→ Job:
Copy out every line exactly as given.
* Start Exercise materials *
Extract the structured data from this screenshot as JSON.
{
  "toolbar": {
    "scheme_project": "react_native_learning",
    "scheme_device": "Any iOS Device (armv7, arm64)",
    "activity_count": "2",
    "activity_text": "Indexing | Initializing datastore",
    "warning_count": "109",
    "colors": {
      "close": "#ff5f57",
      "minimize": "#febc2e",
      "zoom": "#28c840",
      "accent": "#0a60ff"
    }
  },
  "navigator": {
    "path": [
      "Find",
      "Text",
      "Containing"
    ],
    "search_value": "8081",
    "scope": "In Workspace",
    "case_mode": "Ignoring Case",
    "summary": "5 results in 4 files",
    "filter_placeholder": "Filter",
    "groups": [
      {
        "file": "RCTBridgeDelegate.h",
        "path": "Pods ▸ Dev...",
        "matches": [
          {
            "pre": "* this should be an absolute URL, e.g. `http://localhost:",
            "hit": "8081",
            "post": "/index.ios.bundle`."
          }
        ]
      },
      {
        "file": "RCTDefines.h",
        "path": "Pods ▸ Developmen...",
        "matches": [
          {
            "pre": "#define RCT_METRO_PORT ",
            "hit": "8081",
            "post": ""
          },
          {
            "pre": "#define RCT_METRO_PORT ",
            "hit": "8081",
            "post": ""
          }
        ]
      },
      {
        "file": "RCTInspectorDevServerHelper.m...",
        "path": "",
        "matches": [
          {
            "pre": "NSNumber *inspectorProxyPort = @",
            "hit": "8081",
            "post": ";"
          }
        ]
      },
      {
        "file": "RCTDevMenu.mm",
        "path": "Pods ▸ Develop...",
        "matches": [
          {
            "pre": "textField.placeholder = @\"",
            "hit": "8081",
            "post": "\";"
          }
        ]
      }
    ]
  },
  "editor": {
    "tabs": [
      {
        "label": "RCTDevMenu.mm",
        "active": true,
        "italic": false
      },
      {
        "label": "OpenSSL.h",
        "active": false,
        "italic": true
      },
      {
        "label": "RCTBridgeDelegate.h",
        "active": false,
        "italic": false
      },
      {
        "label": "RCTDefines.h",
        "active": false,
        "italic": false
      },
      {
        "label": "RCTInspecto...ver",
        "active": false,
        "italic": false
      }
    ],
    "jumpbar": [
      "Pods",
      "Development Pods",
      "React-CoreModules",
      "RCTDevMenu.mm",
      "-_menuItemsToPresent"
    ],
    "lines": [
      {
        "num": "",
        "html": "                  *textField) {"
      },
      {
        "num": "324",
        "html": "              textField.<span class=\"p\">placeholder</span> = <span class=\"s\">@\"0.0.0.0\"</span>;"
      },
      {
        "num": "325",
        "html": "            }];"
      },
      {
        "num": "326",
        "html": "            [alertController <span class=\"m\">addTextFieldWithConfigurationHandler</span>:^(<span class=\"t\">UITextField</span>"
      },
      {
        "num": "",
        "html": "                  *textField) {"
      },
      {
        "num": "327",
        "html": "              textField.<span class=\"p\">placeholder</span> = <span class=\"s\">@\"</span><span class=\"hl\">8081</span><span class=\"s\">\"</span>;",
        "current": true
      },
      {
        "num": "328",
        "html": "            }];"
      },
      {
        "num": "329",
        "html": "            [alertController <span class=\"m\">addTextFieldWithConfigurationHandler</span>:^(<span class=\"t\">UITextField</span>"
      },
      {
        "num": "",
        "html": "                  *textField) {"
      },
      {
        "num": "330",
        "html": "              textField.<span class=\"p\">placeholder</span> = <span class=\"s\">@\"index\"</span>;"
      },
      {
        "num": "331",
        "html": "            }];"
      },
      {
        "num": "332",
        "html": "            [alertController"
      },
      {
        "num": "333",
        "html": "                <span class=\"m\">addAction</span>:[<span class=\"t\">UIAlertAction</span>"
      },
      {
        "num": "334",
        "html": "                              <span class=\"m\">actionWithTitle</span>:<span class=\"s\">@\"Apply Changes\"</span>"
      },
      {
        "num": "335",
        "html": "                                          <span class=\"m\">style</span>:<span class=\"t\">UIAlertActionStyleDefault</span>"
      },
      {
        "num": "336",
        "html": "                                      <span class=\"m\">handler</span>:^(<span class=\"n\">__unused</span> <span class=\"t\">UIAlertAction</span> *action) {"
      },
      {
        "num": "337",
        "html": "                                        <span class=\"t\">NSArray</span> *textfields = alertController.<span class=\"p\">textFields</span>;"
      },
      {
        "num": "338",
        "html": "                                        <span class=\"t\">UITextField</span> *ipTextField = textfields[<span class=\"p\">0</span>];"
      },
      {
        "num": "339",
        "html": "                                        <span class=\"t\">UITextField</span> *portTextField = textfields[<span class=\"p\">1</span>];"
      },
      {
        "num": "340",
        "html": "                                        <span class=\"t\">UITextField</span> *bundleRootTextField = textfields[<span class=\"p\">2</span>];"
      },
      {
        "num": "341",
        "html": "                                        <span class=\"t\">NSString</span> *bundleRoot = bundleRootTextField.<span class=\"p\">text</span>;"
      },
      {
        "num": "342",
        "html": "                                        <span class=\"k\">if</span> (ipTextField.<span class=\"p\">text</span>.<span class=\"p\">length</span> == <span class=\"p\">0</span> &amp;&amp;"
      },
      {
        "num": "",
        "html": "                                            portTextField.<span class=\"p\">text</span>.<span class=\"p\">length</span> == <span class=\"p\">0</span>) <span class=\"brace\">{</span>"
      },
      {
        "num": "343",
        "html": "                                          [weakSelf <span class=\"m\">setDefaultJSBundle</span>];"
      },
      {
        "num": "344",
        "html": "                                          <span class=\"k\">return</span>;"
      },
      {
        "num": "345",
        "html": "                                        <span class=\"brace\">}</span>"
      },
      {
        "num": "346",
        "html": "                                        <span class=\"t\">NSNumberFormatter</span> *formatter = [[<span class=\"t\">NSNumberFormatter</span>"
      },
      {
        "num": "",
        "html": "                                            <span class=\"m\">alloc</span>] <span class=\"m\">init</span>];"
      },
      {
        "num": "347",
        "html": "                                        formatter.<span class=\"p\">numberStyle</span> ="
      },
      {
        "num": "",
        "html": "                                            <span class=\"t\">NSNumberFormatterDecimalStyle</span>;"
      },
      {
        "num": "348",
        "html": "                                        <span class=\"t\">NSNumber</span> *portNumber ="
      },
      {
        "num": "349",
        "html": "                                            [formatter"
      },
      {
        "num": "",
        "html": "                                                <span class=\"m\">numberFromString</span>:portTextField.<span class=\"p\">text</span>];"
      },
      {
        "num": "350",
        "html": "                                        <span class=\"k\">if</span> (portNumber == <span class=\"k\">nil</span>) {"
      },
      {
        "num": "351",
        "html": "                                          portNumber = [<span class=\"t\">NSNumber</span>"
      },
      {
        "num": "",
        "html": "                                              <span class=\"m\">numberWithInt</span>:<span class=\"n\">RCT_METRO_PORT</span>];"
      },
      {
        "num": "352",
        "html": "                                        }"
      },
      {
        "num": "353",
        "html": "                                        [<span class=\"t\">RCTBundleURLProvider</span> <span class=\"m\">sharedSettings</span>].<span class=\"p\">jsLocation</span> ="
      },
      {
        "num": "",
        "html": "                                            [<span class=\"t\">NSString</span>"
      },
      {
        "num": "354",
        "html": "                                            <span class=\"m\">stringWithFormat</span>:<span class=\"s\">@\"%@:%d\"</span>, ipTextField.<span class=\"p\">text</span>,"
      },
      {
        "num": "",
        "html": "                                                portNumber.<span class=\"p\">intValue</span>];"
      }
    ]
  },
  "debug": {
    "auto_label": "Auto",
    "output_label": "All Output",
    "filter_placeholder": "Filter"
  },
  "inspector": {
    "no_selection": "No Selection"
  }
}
* End Exercise materials *
→ The solution:
Extract the structured data from this screenshot as JSON.
{
  "toolbar": {
    "scheme_project": "react_native_learning",
    "scheme_device": "Any iOS Device (armv7, arm64)",
    "activity_count": "2",
    "activity_text": "Indexing | Initializing datastore",
    "warning_count": "109",
    "colors": {
      "close": "#ff5f57",
      "minimize": "#febc2e",
      "zoom": "#28c840",
      "accent": "#0a60ff"
    }
  },
  "navigator": {
    "path": [
      "Find",
      "Text",
      "Containing"
    ],
    "search_value": "8081",
    "scope": "In Workspace",
    "case_mode": "Ignoring Case",
    "summary": "5 results in 4 files",
    "filter_placeholder": "Filter",
    "groups": [
      {
        "file": "RCTBridgeDelegate.h",
        "path": "Pods ▸ Dev...",
        "matches": [
          {
            "pre": "* this should be an absolute URL, e.g. `http://localhost:",
            "hit": "8081",
            "post": "/index.ios.bundle`."
          }
        ]
      },
      {
        "file": "RCTDefines.h",
        "path": "Pods ▸ Developmen...",
        "matches": [
          {
            "pre": "#define RCT_METRO_PORT ",
            "hit": "8081",
            "post": ""
          },
          {
            "pre": "#define RCT_METRO_PORT ",
            "hit": "8081",
            "post": ""
          }
        ]
      },
      {
        "file": "RCTInspectorDevServerHelper.m...",
        "path": "",
        "matches": [
          {
            "pre": "NSNumber *inspectorProxyPort = @",
            "hit": "8081",
            "post": ";"
          }
        ]
      },
      {
        "file": "RCTDevMenu.mm",
        "path": "Pods ▸ Develop...",
        "matches": [
          {
            "pre": "textField.placeholder = @\"",
            "hit": "8081",
            "post": "\";"
          }
        ]
      }
    ]
  },
  "editor": {
    "tabs": [
      {
        "label": "RCTDevMenu.mm",
        "active": true,
        "italic": false
      },
      {
        "label": "OpenSSL.h",
        "active": false,
        "italic": true
      },
      {
        "label": "RCTBridgeDelegate.h",
        "active": false,
        "italic": false
      },
      {
        "label": "RCTDefines.h",
        "active": false,
        "italic": false
      },
      {
        "label": "RCTInspecto...ver",
        "active": false,
        "italic": false
      }
    ],
    "jumpbar": [
      "Pods",
      "Development Pods",
      "React-CoreModules",
      "RCTDevMenu.mm",
      "-_menuItemsToPresent"
    ],
    "lines": [
      {
        "num": "",
        "html": "                  *textField) {"
      },
      {
        "num": "324",
        "html": "              textField.<span class=\"p\">placeholder</span> = <span class=\"s\">@\"0.0.0.0\"</span>;"
      },
      {
        "num": "325",
        "html": "            }];"
      },
      {
        "num": "326",
        "html": "            [alertController <span class=\"m\">addTextFieldWithConfigurationHandler</span>:^(<span class=\"t\">UITextField</span>"
      },
      {
        "num": "",
        "html": "                  *textField) {"
      },
      {
        "num": "327",
        "html": "              textField.<span class=\"p\">placeholder</span> = <span class=\"s\">@\"</span><span class=\"hl\">8081</span><span class=\"s\">\"</span>;",
        "current": true
      },
      {
        "num": "328",
        "html": "            }];"
      },
      {
        "num": "329",
        "html": "            [alertController <span class=\"m\">addTextFieldWithConfigurationHandler</span>:^(<span class=\"t\">UITextField</span>"
      },
      {
        "num": "",
        "html": "                  *textField) {"
      },
      {
        "num": "330",
        "html": "              textField.<span class=\"p\">placeholder</span> = <span class=\"s\">@\"index\"</span>;"
      },
      {
        "num": "331",
        "html": "            }];"
      },
      {
        "num": "332",
        "html": "            [alertController"
      },
      {
        "num": "333",
        "html": "                <span class=\"m\">addAction</span>:[<span class=\"t\">UIAlertAction</span>"
      },
      {
        "num": "334",
        "html": "                              <span class=\"m\">actionWithTitle</span>:<span class=\"s\">@\"Apply Changes\"</span>"
      },
      {
        "num": "335",
        "html": "                                          <span class=\"m\">style</span>:<span class=\"t\">UIAlertActionStyleDefault</span>"
      },
      {
        "num": "336",
        "html": "                                      <span class=\"m\">handler</span>:^(<span class=\"n\">__unused</span> <span class=\"t\">UIAlertAction</span> *action) {"
      },
      {
        "num": "337",
        "html": "                                        <span class=\"t\">NSArray</span> *textfields = alertController.<span class=\"p\">textFields</span>;"
      },
      {
        "num": "338",
        "html": "                                        <span class=\"t\">UITextField</span> *ipTextField = textfields[<span class=\"p\">0</span>];"
      },
      {
        "num": "339",
        "html": "                                        <span class=\"t\">UITextField</span> *portTextField = textfields[<span class=\"p\">1</span>];"
      },
      {
        "num": "340",
        "html": "                                        <span class=\"t\">UITextField</span> *bundleRootTextField = textfields[<span class=\"p\">2</span>];"
      },
      {
        "num": "341",
        "html": "                                        <span class=\"t\">NSString</span> *bundleRoot = bundleRootTextField.<span class=\"p\">text</span>;"
      },
      {
        "num": "342",
        "html": "                                        <span class=\"k\">if</span> (ipTextField.<span class=\"p\">text</span>.<span class=\"p\">length</span> == <span class=\"p\">0</span> &amp;&amp;"
      },
      {
        "num": "",
        "html": "                                            portTextField.<span class=\"p\">text</span>.<span class=\"p\">length</span> == <span class=\"p\">0</span>) <span class=\"brace\">{</span>"
      },
      {
        "num": "343",
        "html": "                                          [weakSelf <span class=\"m\">setDefaultJSBundle</span>];"
      },
      {
        "num": "344",
        "html": "                                          <span class=\"k\">return</span>;"
      },
      {
        "num": "345",
        "html": "                                        <span class=\"brace\">}</span>"
      },
      {
        "num": "346",
        "html": "                                        <span class=\"t\">NSNumberFormatter</span> *formatter = [[<span class=\"t\">NSNumberFormatter</span>"
      },
      {
        "num": "",
        "html": "                                            <span class=\"m\">alloc</span>] <span class=\"m\">init</span>];"
      },
      {
        "num": "347",
        "html": "                                        formatter.<span class=\"p\">numberStyle</span> ="
      },
      {
        "num": "",
        "html": "                                            <span class=\"t\">NSNumberFormatterDecimalStyle</span>;"
      },
      {
        "num": "348",
        "html": "                                        <span class=\"t\">NSNumber</span> *portNumber ="
      },
      {
        "num": "349",
        "html": "                                            [formatter"
      },
      {
        "num": "",
        "html": "                                                <span class=\"m\">numberFromString</span>:portTextField.<span class=\"p\">text</span>];"
      },
      {
        "num": "350",
        "html": "                                        <span class=\"k\">if</span> (portNumber == <span class=\"k\">nil</span>) {"
      },
      {
        "num": "351",
        "html": "                                          portNumber = [<span class=\"t\">NSNumber</span>"
      },
      {
        "num": "",
        "html": "                                              <span class=\"m\">numberWithInt</span>:<span class=\"n\">RCT_METRO_PORT</span>];"
      },
      {
        "num": "352",
        "html": "                                        }"
      },
      {
        "num": "353",
        "html": "                                        [<span class=\"t\">RCTBundleURLProvider</span> <span class=\"m\">sharedSettings</span>].<span class=\"p\">jsLocation</span> ="
      },
      {
        "num": "",
        "html": "                                            [<span class=\"t\">NSString</span>"
      },
      {
        "num": "354",
        "html": "                                            <span class=\"m\">stringWithFormat</span>:<span class=\"s\">@\"%@:%d\"</span>, ipTextField.<span class=\"p\">text</span>,"
      },
      {
        "num": "",
        "html": "                                                portNumber.<span class=\"p\">intValue</span>];"
      }
    ]
  },
  "debug": {
    "auto_label": "Auto",
    "output_label": "All Output",
    "filter_placeholder": "Filter"
  },
  "inspector": {
    "no_selection": "No Selection"
  }
}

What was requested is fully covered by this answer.